• [Entries]:
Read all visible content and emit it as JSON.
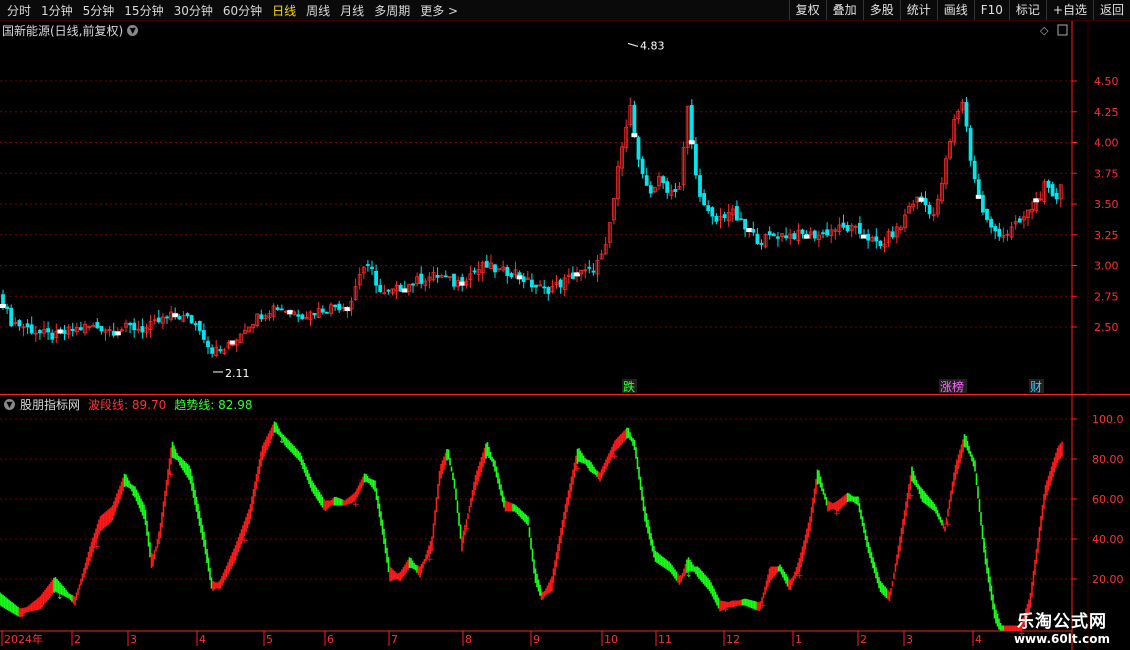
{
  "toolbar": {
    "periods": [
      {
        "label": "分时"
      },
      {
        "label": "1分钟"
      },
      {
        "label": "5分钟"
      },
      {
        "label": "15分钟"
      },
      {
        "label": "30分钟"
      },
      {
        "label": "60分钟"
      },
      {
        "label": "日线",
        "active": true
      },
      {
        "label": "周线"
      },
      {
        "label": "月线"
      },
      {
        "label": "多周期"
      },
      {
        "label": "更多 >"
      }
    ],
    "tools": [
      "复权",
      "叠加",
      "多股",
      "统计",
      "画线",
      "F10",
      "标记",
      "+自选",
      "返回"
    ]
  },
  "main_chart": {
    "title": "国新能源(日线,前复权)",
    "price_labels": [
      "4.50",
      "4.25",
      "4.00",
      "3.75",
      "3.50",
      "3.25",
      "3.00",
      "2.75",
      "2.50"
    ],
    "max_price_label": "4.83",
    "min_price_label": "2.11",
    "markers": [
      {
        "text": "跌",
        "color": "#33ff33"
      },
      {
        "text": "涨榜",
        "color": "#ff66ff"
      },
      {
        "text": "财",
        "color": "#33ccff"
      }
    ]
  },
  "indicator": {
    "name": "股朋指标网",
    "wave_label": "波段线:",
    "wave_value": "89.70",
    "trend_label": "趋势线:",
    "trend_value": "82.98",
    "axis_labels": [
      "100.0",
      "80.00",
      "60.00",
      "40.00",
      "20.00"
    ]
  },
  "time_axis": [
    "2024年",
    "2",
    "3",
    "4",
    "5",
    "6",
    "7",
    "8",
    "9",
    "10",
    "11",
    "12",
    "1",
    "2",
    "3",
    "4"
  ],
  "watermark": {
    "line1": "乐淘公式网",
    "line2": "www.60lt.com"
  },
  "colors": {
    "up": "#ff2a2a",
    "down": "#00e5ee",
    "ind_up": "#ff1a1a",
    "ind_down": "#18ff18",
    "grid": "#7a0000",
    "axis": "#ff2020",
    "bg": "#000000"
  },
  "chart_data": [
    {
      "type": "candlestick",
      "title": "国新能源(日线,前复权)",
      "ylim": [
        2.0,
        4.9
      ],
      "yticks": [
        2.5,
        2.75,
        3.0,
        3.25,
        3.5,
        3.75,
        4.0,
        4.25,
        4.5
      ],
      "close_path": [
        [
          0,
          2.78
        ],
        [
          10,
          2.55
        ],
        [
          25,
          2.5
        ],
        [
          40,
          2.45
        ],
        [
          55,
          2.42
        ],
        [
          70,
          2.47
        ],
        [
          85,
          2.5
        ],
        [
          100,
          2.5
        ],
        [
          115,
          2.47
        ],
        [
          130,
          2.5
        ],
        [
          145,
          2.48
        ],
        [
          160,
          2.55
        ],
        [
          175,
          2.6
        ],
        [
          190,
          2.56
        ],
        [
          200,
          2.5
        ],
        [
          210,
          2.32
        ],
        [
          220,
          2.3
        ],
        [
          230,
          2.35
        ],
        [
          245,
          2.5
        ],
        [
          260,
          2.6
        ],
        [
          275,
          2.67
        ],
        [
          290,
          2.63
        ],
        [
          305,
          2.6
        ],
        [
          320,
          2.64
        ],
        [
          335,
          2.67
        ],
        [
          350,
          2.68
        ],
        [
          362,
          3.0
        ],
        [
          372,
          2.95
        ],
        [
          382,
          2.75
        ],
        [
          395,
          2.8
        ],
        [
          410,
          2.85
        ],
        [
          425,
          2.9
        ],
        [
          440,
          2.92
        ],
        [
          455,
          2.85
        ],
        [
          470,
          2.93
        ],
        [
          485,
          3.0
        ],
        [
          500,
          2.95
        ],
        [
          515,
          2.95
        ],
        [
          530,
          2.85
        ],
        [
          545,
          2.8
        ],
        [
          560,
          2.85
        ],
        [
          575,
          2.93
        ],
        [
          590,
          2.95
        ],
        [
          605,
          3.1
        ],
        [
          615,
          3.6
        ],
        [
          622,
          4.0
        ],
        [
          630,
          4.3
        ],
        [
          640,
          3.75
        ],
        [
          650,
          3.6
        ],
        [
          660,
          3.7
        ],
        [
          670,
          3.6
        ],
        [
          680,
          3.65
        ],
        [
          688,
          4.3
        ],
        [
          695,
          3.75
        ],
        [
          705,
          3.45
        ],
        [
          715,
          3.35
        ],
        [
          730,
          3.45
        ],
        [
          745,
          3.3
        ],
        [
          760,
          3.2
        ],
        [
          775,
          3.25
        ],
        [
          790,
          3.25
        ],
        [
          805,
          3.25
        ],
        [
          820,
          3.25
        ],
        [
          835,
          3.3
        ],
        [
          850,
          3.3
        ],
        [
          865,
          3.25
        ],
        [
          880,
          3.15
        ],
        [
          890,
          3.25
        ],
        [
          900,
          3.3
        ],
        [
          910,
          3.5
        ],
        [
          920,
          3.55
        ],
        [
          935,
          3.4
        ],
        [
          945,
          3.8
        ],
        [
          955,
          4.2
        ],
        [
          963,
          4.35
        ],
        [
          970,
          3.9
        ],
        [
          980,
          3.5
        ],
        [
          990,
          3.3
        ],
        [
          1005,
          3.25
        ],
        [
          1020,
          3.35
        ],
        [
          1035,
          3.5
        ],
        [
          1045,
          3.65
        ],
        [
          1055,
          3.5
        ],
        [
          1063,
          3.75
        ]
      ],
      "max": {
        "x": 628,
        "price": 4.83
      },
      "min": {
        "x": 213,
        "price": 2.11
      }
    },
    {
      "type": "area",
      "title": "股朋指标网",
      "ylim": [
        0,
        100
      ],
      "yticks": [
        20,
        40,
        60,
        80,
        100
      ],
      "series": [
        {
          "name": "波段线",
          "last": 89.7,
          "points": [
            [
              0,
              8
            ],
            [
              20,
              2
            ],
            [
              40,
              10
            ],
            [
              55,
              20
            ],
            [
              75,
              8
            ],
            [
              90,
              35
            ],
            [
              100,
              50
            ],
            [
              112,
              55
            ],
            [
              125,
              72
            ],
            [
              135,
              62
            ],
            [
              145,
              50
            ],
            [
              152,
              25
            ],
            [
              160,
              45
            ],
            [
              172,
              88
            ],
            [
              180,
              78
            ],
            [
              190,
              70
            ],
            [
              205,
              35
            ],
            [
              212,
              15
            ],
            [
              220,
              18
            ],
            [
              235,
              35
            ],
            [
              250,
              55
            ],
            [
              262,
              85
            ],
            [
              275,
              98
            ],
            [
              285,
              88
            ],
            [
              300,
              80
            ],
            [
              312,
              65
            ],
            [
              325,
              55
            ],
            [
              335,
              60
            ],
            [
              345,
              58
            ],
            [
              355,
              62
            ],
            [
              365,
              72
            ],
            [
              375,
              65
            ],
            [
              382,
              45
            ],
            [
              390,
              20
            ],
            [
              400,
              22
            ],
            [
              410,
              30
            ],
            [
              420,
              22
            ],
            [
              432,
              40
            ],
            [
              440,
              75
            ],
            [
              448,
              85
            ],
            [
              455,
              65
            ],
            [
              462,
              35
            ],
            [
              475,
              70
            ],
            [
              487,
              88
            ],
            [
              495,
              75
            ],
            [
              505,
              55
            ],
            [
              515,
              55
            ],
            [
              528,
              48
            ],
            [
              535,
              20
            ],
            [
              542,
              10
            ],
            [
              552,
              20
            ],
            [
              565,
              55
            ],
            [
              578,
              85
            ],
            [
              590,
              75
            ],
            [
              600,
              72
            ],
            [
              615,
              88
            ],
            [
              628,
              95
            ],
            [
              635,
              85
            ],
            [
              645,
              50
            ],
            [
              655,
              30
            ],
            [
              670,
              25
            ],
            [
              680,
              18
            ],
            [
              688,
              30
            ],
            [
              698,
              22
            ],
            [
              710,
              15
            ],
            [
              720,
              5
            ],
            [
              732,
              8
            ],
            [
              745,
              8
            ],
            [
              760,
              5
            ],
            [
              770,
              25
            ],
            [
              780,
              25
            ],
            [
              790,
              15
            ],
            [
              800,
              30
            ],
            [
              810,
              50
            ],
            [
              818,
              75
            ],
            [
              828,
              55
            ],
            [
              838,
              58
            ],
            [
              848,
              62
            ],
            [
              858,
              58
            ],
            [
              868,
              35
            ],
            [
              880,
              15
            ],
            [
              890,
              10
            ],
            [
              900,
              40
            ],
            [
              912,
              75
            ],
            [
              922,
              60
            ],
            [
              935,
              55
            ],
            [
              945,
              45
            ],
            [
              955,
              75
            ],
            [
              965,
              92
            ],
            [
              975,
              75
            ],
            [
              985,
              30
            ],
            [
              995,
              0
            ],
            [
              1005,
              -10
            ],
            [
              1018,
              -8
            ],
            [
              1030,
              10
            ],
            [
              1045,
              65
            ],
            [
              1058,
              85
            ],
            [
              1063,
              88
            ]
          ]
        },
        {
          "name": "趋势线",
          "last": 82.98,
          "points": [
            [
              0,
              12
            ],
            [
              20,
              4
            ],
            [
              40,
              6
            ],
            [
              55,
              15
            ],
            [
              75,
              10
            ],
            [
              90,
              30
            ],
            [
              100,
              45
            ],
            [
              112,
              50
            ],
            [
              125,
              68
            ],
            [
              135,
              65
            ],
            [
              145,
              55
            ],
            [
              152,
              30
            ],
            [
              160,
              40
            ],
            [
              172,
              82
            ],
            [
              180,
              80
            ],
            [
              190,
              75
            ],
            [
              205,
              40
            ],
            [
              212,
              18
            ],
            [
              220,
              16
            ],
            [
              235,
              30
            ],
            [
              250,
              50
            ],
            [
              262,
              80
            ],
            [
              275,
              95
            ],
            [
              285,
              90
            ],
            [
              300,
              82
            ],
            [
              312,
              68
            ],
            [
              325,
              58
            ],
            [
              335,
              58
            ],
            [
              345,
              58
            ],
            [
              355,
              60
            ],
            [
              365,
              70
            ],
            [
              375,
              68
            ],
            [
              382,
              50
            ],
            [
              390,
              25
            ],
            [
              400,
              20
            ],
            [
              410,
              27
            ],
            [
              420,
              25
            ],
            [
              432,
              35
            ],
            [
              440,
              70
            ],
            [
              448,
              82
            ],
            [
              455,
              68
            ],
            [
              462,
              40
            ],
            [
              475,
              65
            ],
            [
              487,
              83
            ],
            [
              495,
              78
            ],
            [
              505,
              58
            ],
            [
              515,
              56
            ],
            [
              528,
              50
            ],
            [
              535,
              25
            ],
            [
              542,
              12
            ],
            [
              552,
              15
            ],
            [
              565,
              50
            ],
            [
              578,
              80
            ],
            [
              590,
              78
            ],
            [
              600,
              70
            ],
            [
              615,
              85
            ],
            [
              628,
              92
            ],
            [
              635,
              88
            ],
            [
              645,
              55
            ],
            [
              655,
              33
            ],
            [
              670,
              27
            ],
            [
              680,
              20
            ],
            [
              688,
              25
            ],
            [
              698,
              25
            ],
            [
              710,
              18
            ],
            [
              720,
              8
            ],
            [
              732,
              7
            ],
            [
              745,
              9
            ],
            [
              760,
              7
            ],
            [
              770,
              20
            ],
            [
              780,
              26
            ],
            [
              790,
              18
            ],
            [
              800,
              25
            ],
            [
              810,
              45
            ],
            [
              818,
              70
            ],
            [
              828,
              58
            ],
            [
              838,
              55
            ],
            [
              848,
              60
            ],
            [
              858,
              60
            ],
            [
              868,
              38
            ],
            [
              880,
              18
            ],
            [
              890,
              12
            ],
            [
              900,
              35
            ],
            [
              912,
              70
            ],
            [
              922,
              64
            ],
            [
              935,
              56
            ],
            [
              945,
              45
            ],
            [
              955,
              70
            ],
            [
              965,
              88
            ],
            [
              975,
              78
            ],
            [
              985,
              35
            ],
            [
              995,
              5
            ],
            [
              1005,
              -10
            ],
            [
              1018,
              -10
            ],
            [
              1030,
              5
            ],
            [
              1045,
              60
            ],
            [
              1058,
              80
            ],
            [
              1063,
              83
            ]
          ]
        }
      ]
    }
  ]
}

--

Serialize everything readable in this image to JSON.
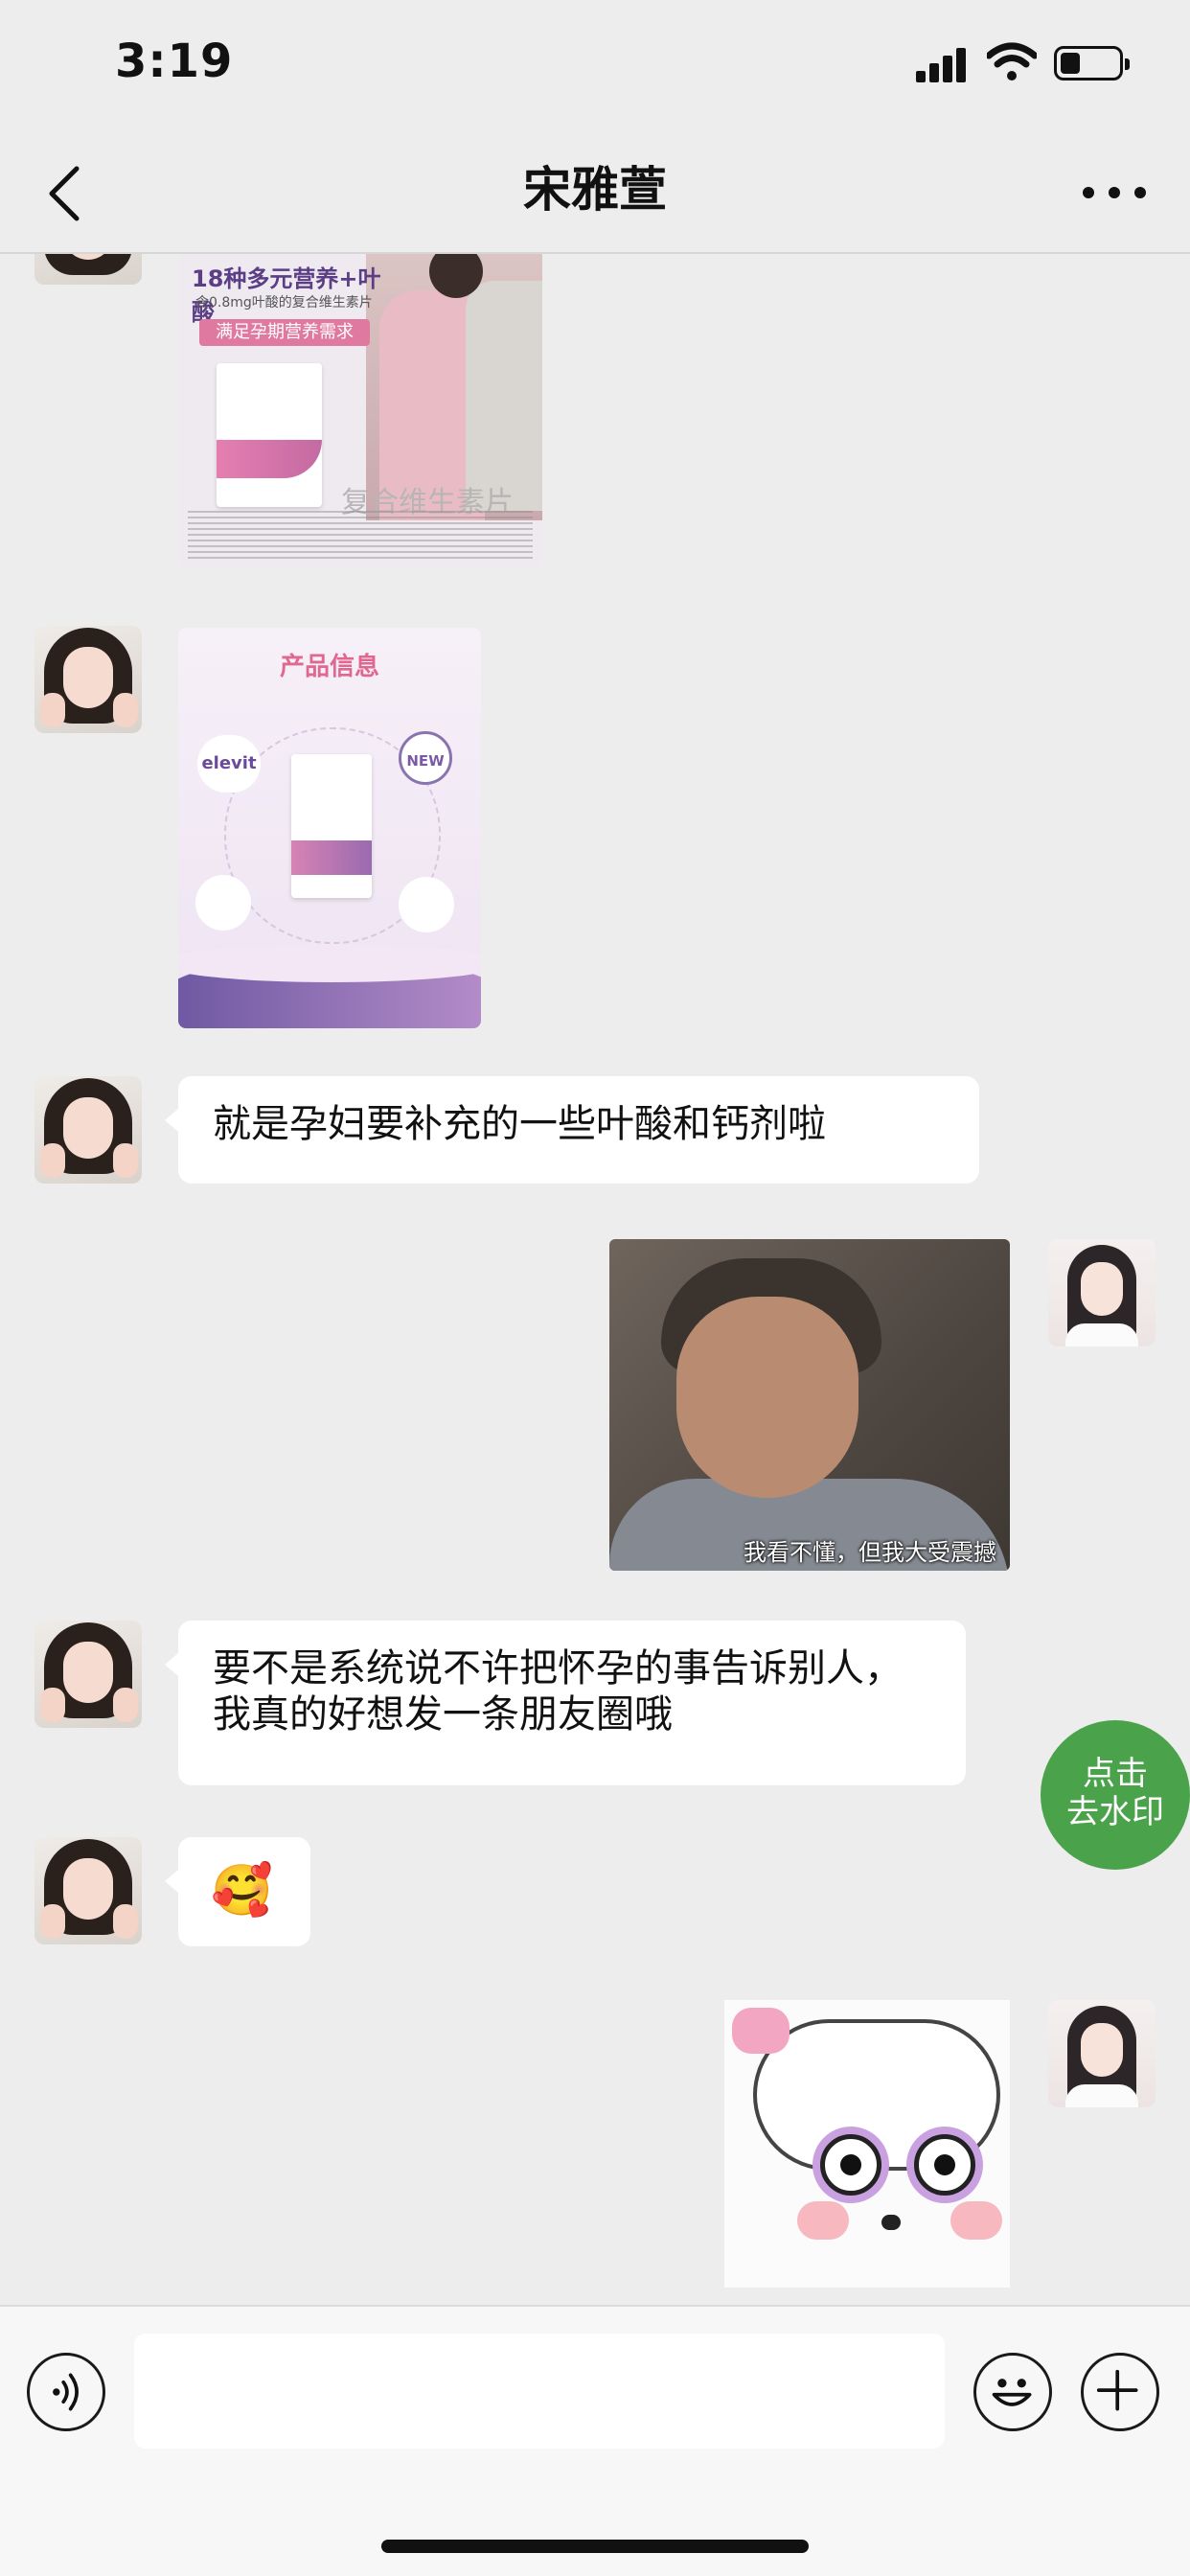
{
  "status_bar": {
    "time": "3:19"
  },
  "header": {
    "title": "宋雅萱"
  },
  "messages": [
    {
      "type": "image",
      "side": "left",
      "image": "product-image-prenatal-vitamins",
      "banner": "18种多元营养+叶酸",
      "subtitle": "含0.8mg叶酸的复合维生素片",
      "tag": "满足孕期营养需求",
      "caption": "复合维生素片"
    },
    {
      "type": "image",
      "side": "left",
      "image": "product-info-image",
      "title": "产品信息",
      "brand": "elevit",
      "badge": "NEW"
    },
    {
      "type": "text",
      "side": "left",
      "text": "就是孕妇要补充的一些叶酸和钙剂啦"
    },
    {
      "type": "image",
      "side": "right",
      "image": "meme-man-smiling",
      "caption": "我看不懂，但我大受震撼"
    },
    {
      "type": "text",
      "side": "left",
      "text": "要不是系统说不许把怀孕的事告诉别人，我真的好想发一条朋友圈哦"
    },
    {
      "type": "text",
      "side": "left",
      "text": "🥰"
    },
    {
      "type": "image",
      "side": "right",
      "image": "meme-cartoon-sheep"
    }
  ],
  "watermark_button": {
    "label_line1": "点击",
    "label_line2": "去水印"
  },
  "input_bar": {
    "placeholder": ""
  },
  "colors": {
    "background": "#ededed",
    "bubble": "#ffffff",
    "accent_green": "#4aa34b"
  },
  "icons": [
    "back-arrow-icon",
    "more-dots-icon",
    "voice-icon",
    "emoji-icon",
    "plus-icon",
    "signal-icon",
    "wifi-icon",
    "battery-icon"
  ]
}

• [Problem]: From the data above, copy each line that holds "meme".

• [Answer]:
      "image": "meme-man-smiling",
      "image": "meme-cartoon-sheep"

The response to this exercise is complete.